- **GIVEN EXERCISE**
Make an exact copy of the entries, and keep any pictures out of it.

- **SUPPLIED INFORMATION**
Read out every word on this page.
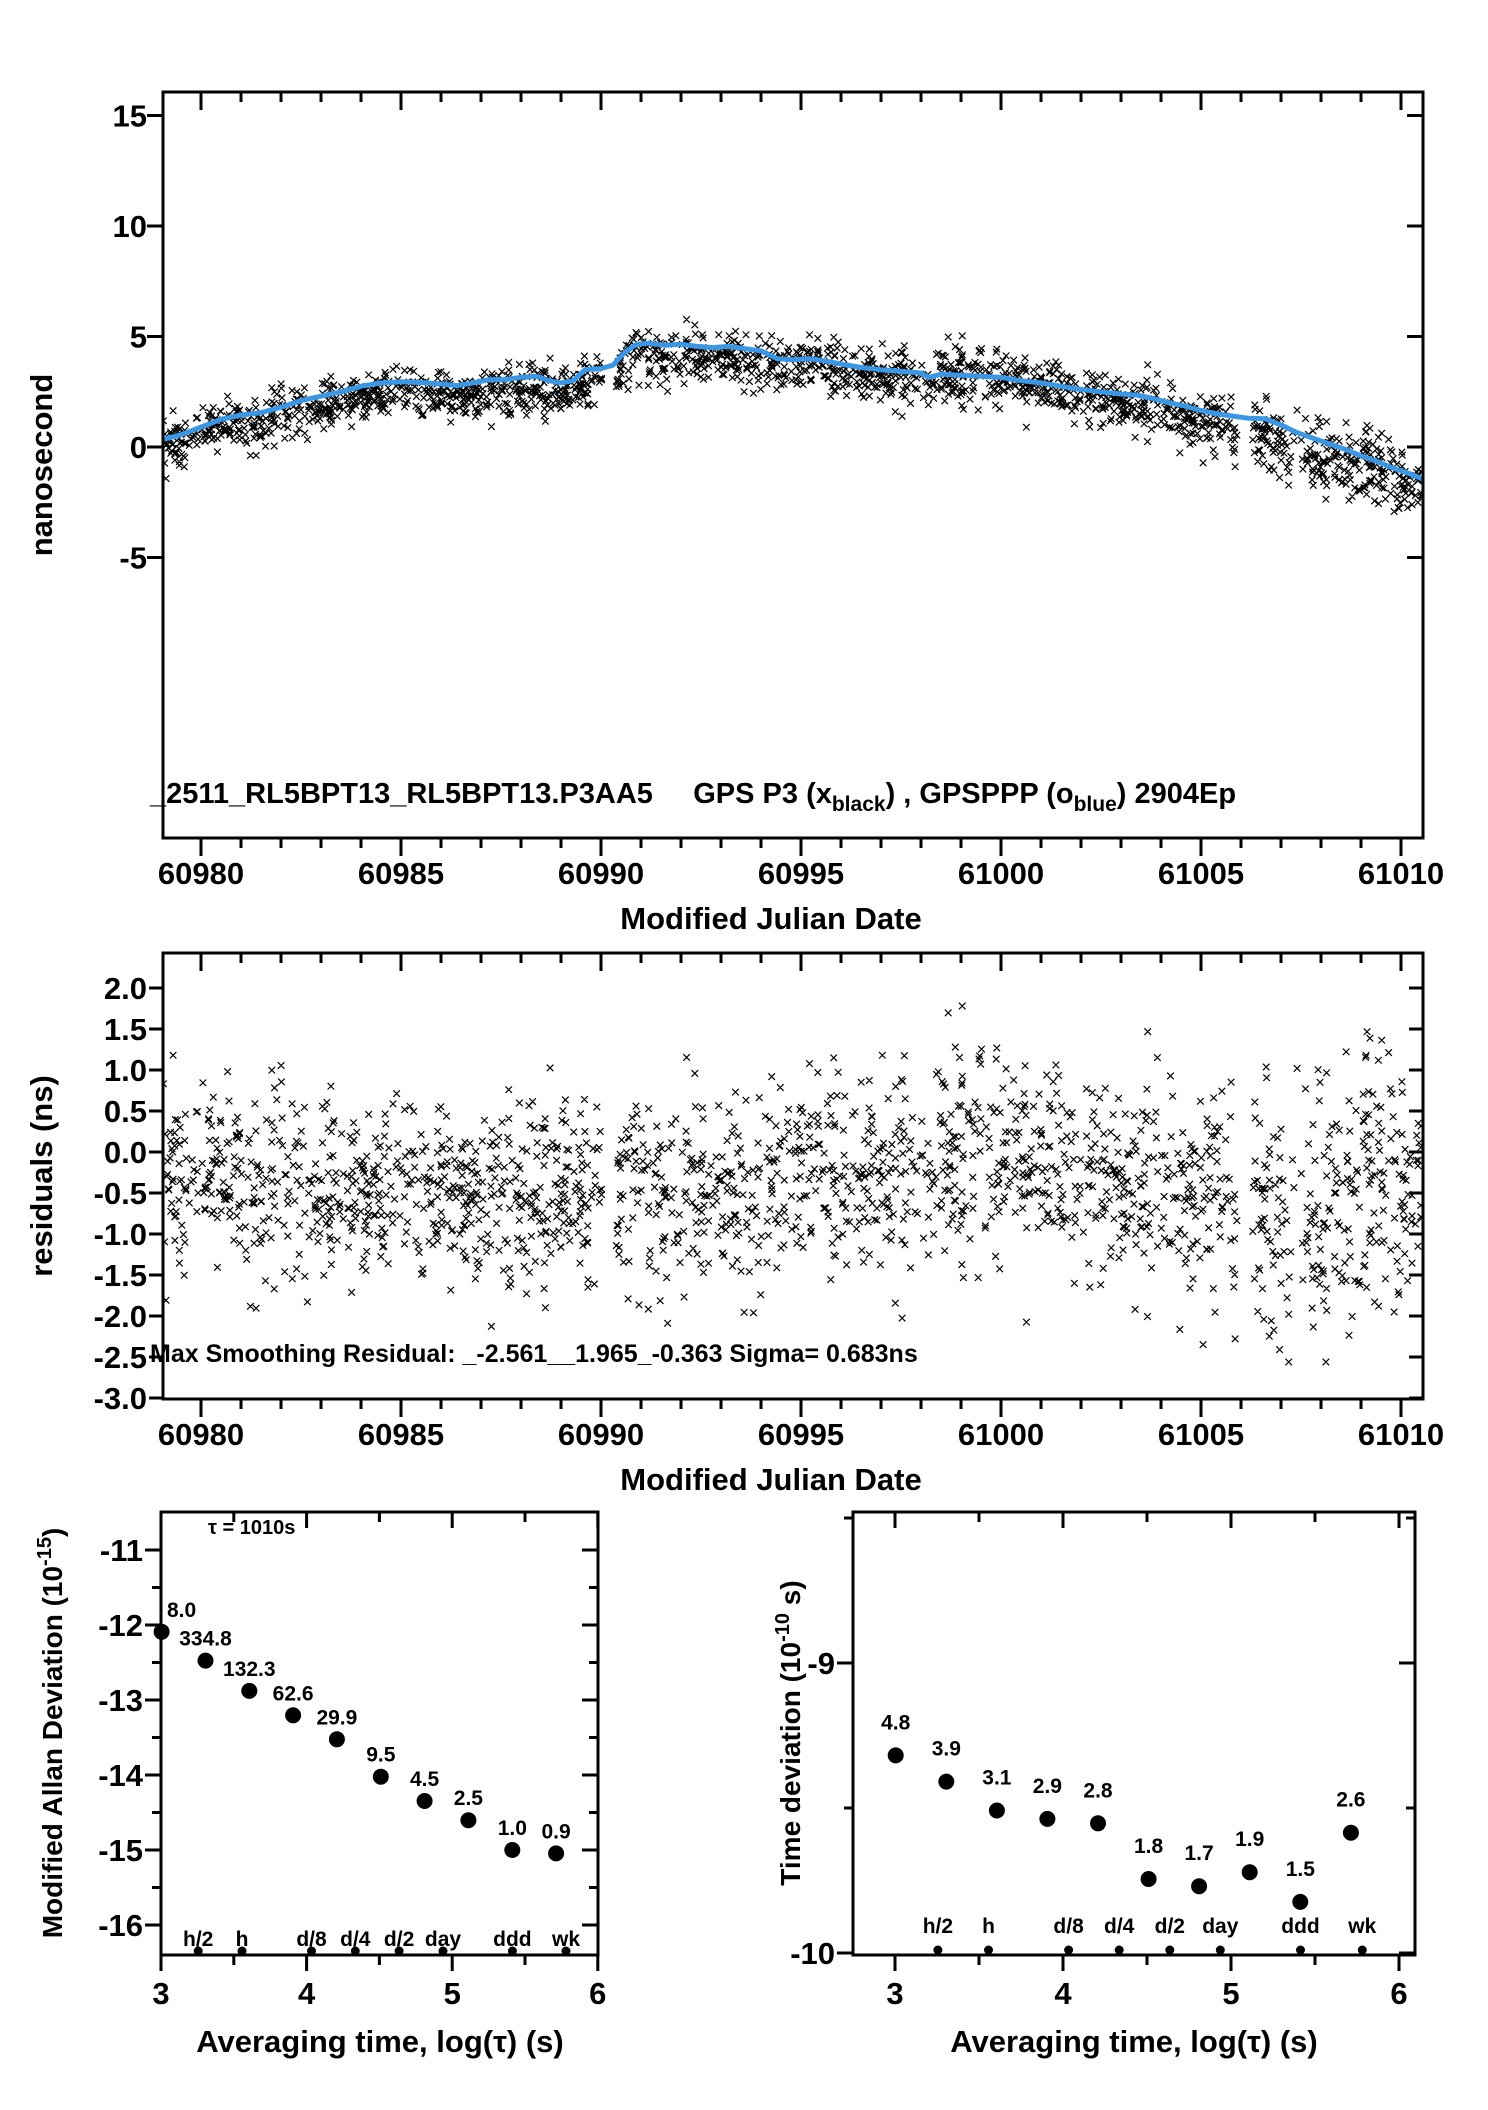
_2511_RL5BPT13_RL5BPT13.P3AA5 GPS P3 $(x_{black})$ , GPSPPP $(o_{blue})$ 2904Ep
60980	60985	60990	60995	61000	61005	61010
60980	60985	60990	60995	61000	61005	61010
15
10
5
0
-5
2.0
1.5
1.0
0.5
0.0
-0.5
-1.0
-1.5
-2.0
-2.5
-3.0
Modified Julian Date
Modified Julian Date
nanosecond
residuals (ns)
Max Smoothing Residual: _-2.561__1.965_-0.363 Sigma= 0.683ns
Modified Allan Deviation $(10^{-15})$
3	4	5	6
-11
-12
-13
-14
-15
-16
Averaging time, log(τ) (s)
8.0
334.8
132.3
62.6
29.9
9.5
4.5
2.5
1.0 0.9
h/2 h d/8 d/4 d/2 day ddd wk
τ = 1010s
Time deviation ($10^{-10}$ s)
3	4	5	6
-9
-10
Averaging time, log(τ) (s)
4.8
3.9
3.1 2.9 2.8
1.8 1.7
1.9
1.5
2.6
h/2 h	d/8 d/4 d/2 day ddd wk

- **RESULT OF THE EXERCISE**
Read out every word on this page.
_2511_RL5BPT13_RL5BPT13.P3AA5 GPS P3 $(x_{black})$ , GPSPPP $(o_{blue})$ 2904Ep
60980	60985	60990	60995	61000	61005	61010
60980	60985	60990	60995	61000	61005	61010
15
10
5
0
-5
2.0
1.5
1.0
0.5
0.0
-0.5
-1.0
-1.5
-2.0
-2.5
-3.0
Modified Julian Date
Modified Julian Date
nanosecond
residuals (ns)
Max Smoothing Residual: _-2.561__1.965_-0.363 Sigma= 0.683ns
Modified Allan Deviation $(10^{-15})$
3	4	5	6
-11
-12
-13
-14
-15
-16
Averaging time, log(τ) (s)
8.0
334.8
132.3
62.6
29.9
9.5
4.5
2.5
1.0 0.9
h/2 h d/8 d/4 d/2 day ddd wk
τ = 1010s
Time deviation ($10^{-10}$ s)
3	4	5	6
-9
-10
Averaging time, log(τ) (s)
4.8
3.9
3.1 2.9 2.8
1.8 1.7
1.9
1.5
2.6
h/2 h	d/8 d/4 d/2 day ddd wk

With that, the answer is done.